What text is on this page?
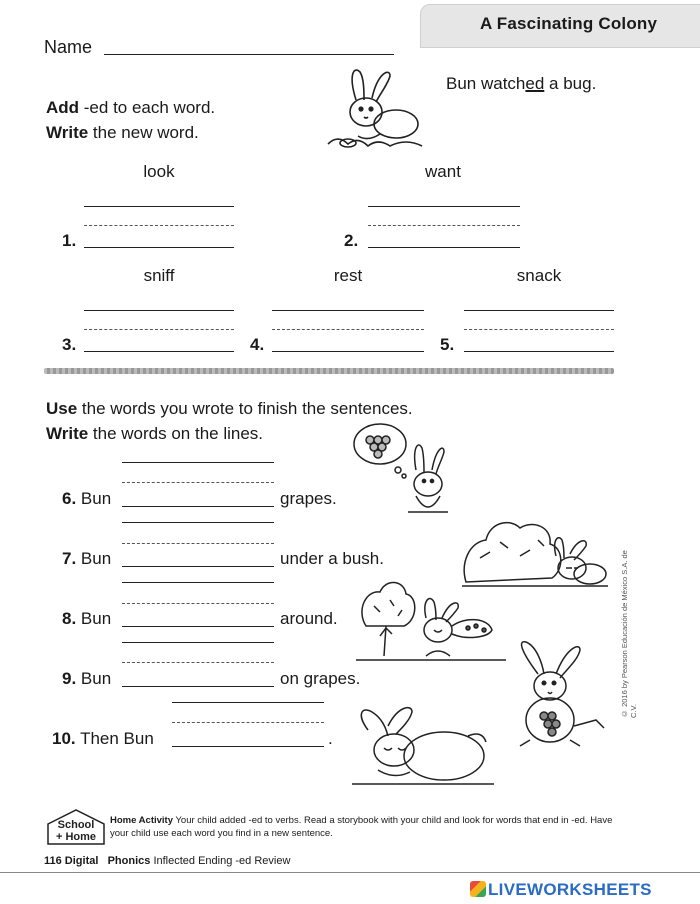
A Fascinating Colony
Name
Add -ed to each word.
Write the new word.
Bun watched a bug.
look	want
1.	2.
sniff	rest	snack
3.	4.	5.
Use the words you wrote to finish the sentences.
Write the words on the lines.
6. Bun	grapes.
7. Bun	under a bush.
8. Bun	around.
9. Bun	on grapes.
10. Then Bun	.
© 2016 by Pearson Educación de México S.A. de C.V.
School
+ Home
Home Activity Your child added -ed to verbs. Read a storybook with your child and look for words that end in -ed. Have your child use each word you find in a new sentence.
116 Digital Phonics Inflected Ending -ed Review
LIVEWORKSHEETS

------

In the listing above, count each line that holds the string "look". Give the number only.

2